• **THE REQUEST**
Output every entry exactly as written.

Saved entries:
• • •

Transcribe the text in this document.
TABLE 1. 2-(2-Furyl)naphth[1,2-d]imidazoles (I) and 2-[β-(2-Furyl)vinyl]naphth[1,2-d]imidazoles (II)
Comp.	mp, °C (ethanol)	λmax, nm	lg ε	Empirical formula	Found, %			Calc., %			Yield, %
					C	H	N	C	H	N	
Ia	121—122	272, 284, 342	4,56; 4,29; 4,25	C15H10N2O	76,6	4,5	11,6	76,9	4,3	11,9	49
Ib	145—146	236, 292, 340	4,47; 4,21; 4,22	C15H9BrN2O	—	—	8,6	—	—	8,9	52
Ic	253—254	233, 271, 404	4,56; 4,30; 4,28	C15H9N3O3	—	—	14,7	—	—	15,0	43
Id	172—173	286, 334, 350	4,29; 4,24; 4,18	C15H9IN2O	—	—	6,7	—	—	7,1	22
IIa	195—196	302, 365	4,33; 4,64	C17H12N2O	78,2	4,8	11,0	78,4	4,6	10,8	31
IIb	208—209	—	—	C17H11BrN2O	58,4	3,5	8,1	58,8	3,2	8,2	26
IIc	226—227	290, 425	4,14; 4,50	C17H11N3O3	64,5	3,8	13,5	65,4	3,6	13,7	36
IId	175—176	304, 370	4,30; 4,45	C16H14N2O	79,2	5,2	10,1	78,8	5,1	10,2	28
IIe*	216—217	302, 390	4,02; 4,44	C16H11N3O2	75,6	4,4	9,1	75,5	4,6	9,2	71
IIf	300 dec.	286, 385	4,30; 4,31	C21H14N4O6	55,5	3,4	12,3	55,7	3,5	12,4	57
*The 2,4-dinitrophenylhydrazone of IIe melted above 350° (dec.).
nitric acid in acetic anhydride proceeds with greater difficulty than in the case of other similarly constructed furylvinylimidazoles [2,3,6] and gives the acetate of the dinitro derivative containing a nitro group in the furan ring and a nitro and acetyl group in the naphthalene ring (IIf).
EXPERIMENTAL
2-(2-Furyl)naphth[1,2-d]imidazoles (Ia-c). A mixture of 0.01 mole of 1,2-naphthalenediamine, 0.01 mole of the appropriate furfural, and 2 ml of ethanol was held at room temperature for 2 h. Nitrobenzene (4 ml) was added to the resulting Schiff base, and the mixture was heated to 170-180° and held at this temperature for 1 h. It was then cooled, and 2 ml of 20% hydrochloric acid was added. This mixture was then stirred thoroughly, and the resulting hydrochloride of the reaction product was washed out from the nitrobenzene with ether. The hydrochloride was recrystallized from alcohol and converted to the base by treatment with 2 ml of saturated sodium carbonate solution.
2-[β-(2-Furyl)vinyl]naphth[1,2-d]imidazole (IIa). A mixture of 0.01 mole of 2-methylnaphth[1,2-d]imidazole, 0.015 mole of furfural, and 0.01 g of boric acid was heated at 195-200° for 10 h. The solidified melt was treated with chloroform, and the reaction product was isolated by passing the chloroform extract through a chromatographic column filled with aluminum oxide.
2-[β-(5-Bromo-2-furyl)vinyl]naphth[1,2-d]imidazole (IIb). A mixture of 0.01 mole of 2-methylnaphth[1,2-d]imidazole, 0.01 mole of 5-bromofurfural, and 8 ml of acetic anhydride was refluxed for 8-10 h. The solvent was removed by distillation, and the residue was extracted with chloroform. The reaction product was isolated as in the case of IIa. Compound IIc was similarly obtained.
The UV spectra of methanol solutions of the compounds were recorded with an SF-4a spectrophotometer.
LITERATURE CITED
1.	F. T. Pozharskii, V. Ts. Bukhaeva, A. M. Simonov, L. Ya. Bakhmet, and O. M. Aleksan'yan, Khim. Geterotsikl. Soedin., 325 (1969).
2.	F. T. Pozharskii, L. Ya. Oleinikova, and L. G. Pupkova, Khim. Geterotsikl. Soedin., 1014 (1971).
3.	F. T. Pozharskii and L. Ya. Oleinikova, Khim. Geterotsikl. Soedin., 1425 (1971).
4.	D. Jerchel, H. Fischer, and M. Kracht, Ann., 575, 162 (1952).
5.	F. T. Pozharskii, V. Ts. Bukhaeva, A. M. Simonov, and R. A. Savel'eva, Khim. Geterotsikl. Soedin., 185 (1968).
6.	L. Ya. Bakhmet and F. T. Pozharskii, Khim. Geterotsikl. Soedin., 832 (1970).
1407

• • •

• **COMPLETE RESPONSE**
Transcribe the text in this document.
TABLE 1. 2-(2-Furyl)naphth[1,2-d]imidazoles (I) and 2-[β-(2-Furyl)vinyl]naphth[1,2-d]imidazoles (II)
Comp.	mp, °C (ethanol)	λmax, nm	lg ε	Empirical formula	Found, %			Calc., %			Yield, %
					C	H	N	C	H	N	
Ia	121—122	272, 284, 342	4,56; 4,29; 4,25	C15H10N2O	76,6	4,5	11,6	76,9	4,3	11,9	49
Ib	145—146	236, 292, 340	4,47; 4,21; 4,22	C15H9BrN2O	—	—	8,6	—	—	8,9	52
Ic	253—254	233, 271, 404	4,56; 4,30; 4,28	C15H9N3O3	—	—	14,7	—	—	15,0	43
Id	172—173	286, 334, 350	4,29; 4,24; 4,18	C15H9IN2O	—	—	6,7	—	—	7,1	22
IIa	195—196	302, 365	4,33; 4,64	C17H12N2O	78,2	4,8	11,0	78,4	4,6	10,8	31
IIb	208—209	—	—	C17H11BrN2O	58,4	3,5	8,1	58,8	3,2	8,2	26
IIc	226—227	290, 425	4,14; 4,50	C17H11N3O3	64,5	3,8	13,5	65,4	3,6	13,7	36
IId	175—176	304, 370	4,30; 4,45	C16H14N2O	79,2	5,2	10,1	78,8	5,1	10,2	28
IIe*	216—217	302, 390	4,02; 4,44	C16H11N3O2	75,6	4,4	9,1	75,5	4,6	9,2	71
IIf	300 dec.	286, 385	4,30; 4,31	C21H14N4O6	55,5	3,4	12,3	55,7	3,5	12,4	57
*The 2,4-dinitrophenylhydrazone of IIe melted above 350° (dec.).
nitric acid in acetic anhydride proceeds with greater difficulty than in the case of other similarly constructed furylvinylimidazoles [2,3,6] and gives the acetate of the dinitro derivative containing a nitro group in the furan ring and a nitro and acetyl group in the naphthalene ring (IIf).
EXPERIMENTAL
2-(2-Furyl)naphth[1,2-d]imidazoles (Ia-c). A mixture of 0.01 mole of 1,2-naphthalenediamine, 0.01 mole of the appropriate furfural, and 2 ml of ethanol was held at room temperature for 2 h. Nitrobenzene (4 ml) was added to the resulting Schiff base, and the mixture was heated to 170-180° and held at this temperature for 1 h. It was then cooled, and 2 ml of 20% hydrochloric acid was added. This mixture was then stirred thoroughly, and the resulting hydrochloride of the reaction product was washed out from the nitrobenzene with ether. The hydrochloride was recrystallized from alcohol and converted to the base by treatment with 2 ml of saturated sodium carbonate solution.
2-[β-(2-Furyl)vinyl]naphth[1,2-d]imidazole (IIa). A mixture of 0.01 mole of 2-methylnaphth[1,2-d]imidazole, 0.015 mole of furfural, and 0.01 g of boric acid was heated at 195-200° for 10 h. The solidified melt was treated with chloroform, and the reaction product was isolated by passing the chloroform extract through a chromatographic column filled with aluminum oxide.
2-[β-(5-Bromo-2-furyl)vinyl]naphth[1,2-d]imidazole (IIb). A mixture of 0.01 mole of 2-methylnaphth[1,2-d]imidazole, 0.01 mole of 5-bromofurfural, and 8 ml of acetic anhydride was refluxed for 8-10 h. The solvent was removed by distillation, and the residue was extracted with chloroform. The reaction product was isolated as in the case of IIa. Compound IIc was similarly obtained.
The UV spectra of methanol solutions of the compounds were recorded with an SF-4a spectrophotometer.
LITERATURE CITED
1.	F. T. Pozharskii, V. Ts. Bukhaeva, A. M. Simonov, L. Ya. Bakhmet, and O. M. Aleksan'yan, Khim. Geterotsikl. Soedin., 325 (1969).
2.	F. T. Pozharskii, L. Ya. Oleinikova, and L. G. Pupkova, Khim. Geterotsikl. Soedin., 1014 (1971).
3.	F. T. Pozharskii and L. Ya. Oleinikova, Khim. Geterotsikl. Soedin., 1425 (1971).
4.	D. Jerchel, H. Fischer, and M. Kracht, Ann., 575, 162 (1952).
5.	F. T. Pozharskii, V. Ts. Bukhaeva, A. M. Simonov, and R. A. Savel'eva, Khim. Geterotsikl. Soedin., 185 (1968).
6.	L. Ya. Bakhmet and F. T. Pozharskii, Khim. Geterotsikl. Soedin., 832 (1970).
1407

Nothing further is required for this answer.